Transcribe the data in full and exactly, omitting any pictures.

> [RECORDS TO USE]
<<<<

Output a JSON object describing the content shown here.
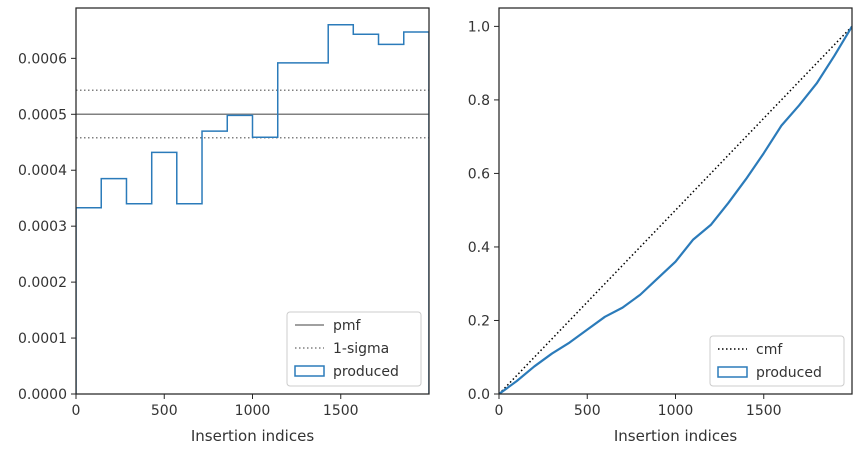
{
  "chart_data": [
    {
      "type": "line",
      "xlabel": "Insertion indices",
      "ylabel": "",
      "xlim": [
        0,
        2000
      ],
      "ylim": [
        0,
        0.00069
      ],
      "xticks": [
        0,
        500,
        1000,
        1500
      ],
      "xtick_labels": [
        "0",
        "500",
        "1000",
        "1500"
      ],
      "yticks": [
        0,
        0.0001,
        0.0002,
        0.0003,
        0.0004,
        0.0005,
        0.0006
      ],
      "ytick_labels": [
        "0.0000",
        "0.0001",
        "0.0002",
        "0.0003",
        "0.0004",
        "0.0005",
        "0.0006"
      ],
      "legend_position": "lower-right",
      "series": [
        {
          "name": "pmf",
          "kind": "hline",
          "style": "solid",
          "color": "#808080",
          "y": 0.0005
        },
        {
          "name": "1-sigma",
          "kind": "hlines",
          "style": "dotted",
          "color": "#808080",
          "y": [
            0.000458,
            0.000543
          ]
        },
        {
          "name": "produced",
          "kind": "step-histogram",
          "color": "#2b7bba",
          "bin_edges": [
            0,
            143,
            286,
            429,
            571,
            714,
            857,
            1000,
            1143,
            1286,
            1429,
            1571,
            1714,
            1857,
            2000
          ],
          "values": [
            0.000333,
            0.000385,
            0.00034,
            0.000432,
            0.00034,
            0.00047,
            0.000498,
            0.000459,
            0.000592,
            0.000592,
            0.00066,
            0.000643,
            0.000625,
            0.000647
          ]
        }
      ]
    },
    {
      "type": "line",
      "xlabel": "Insertion indices",
      "ylabel": "",
      "xlim": [
        0,
        2000
      ],
      "ylim": [
        0,
        1.05
      ],
      "xticks": [
        0,
        500,
        1000,
        1500
      ],
      "xtick_labels": [
        "0",
        "500",
        "1000",
        "1500"
      ],
      "yticks": [
        0,
        0.2,
        0.4,
        0.6,
        0.8,
        1.0
      ],
      "ytick_labels": [
        "0.0",
        "0.2",
        "0.4",
        "0.6",
        "0.8",
        "1.0"
      ],
      "legend_position": "lower-right",
      "series": [
        {
          "name": "cmf",
          "kind": "line",
          "style": "dotted",
          "color": "#000000",
          "x": [
            0,
            2000
          ],
          "y": [
            0,
            1
          ]
        },
        {
          "name": "produced",
          "kind": "cumulative",
          "color": "#2b7bba",
          "x": [
            0,
            100,
            200,
            300,
            400,
            500,
            600,
            700,
            800,
            900,
            1000,
            1100,
            1200,
            1300,
            1400,
            1500,
            1600,
            1700,
            1800,
            1900,
            2000
          ],
          "y": [
            0,
            0.035,
            0.075,
            0.11,
            0.14,
            0.175,
            0.21,
            0.235,
            0.27,
            0.315,
            0.36,
            0.42,
            0.46,
            0.52,
            0.585,
            0.655,
            0.73,
            0.785,
            0.845,
            0.92,
            1.0
          ]
        }
      ]
    }
  ]
}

>>>>

> [PROBLEM SOLUTION]
Output a JSON object describing the content shown here.
{
  "chart_data": [
    {
      "type": "line",
      "xlabel": "Insertion indices",
      "ylabel": "",
      "xlim": [
        0,
        2000
      ],
      "ylim": [
        0,
        0.00069
      ],
      "xticks": [
        0,
        500,
        1000,
        1500
      ],
      "xtick_labels": [
        "0",
        "500",
        "1000",
        "1500"
      ],
      "yticks": [
        0,
        0.0001,
        0.0002,
        0.0003,
        0.0004,
        0.0005,
        0.0006
      ],
      "ytick_labels": [
        "0.0000",
        "0.0001",
        "0.0002",
        "0.0003",
        "0.0004",
        "0.0005",
        "0.0006"
      ],
      "legend_position": "lower-right",
      "series": [
        {
          "name": "pmf",
          "kind": "hline",
          "style": "solid",
          "color": "#808080",
          "y": 0.0005
        },
        {
          "name": "1-sigma",
          "kind": "hlines",
          "style": "dotted",
          "color": "#808080",
          "y": [
            0.000458,
            0.000543
          ]
        },
        {
          "name": "produced",
          "kind": "step-histogram",
          "color": "#2b7bba",
          "bin_edges": [
            0,
            143,
            286,
            429,
            571,
            714,
            857,
            1000,
            1143,
            1286,
            1429,
            1571,
            1714,
            1857,
            2000
          ],
          "values": [
            0.000333,
            0.000385,
            0.00034,
            0.000432,
            0.00034,
            0.00047,
            0.000498,
            0.000459,
            0.000592,
            0.000592,
            0.00066,
            0.000643,
            0.000625,
            0.000647
          ]
        }
      ]
    },
    {
      "type": "line",
      "xlabel": "Insertion indices",
      "ylabel": "",
      "xlim": [
        0,
        2000
      ],
      "ylim": [
        0,
        1.05
      ],
      "xticks": [
        0,
        500,
        1000,
        1500
      ],
      "xtick_labels": [
        "0",
        "500",
        "1000",
        "1500"
      ],
      "yticks": [
        0,
        0.2,
        0.4,
        0.6,
        0.8,
        1.0
      ],
      "ytick_labels": [
        "0.0",
        "0.2",
        "0.4",
        "0.6",
        "0.8",
        "1.0"
      ],
      "legend_position": "lower-right",
      "series": [
        {
          "name": "cmf",
          "kind": "line",
          "style": "dotted",
          "color": "#000000",
          "x": [
            0,
            2000
          ],
          "y": [
            0,
            1
          ]
        },
        {
          "name": "produced",
          "kind": "cumulative",
          "color": "#2b7bba",
          "x": [
            0,
            100,
            200,
            300,
            400,
            500,
            600,
            700,
            800,
            900,
            1000,
            1100,
            1200,
            1300,
            1400,
            1500,
            1600,
            1700,
            1800,
            1900,
            2000
          ],
          "y": [
            0,
            0.035,
            0.075,
            0.11,
            0.14,
            0.175,
            0.21,
            0.235,
            0.27,
            0.315,
            0.36,
            0.42,
            0.46,
            0.52,
            0.585,
            0.655,
            0.73,
            0.785,
            0.845,
            0.92,
            1.0
          ]
        }
      ]
    }
  ]
}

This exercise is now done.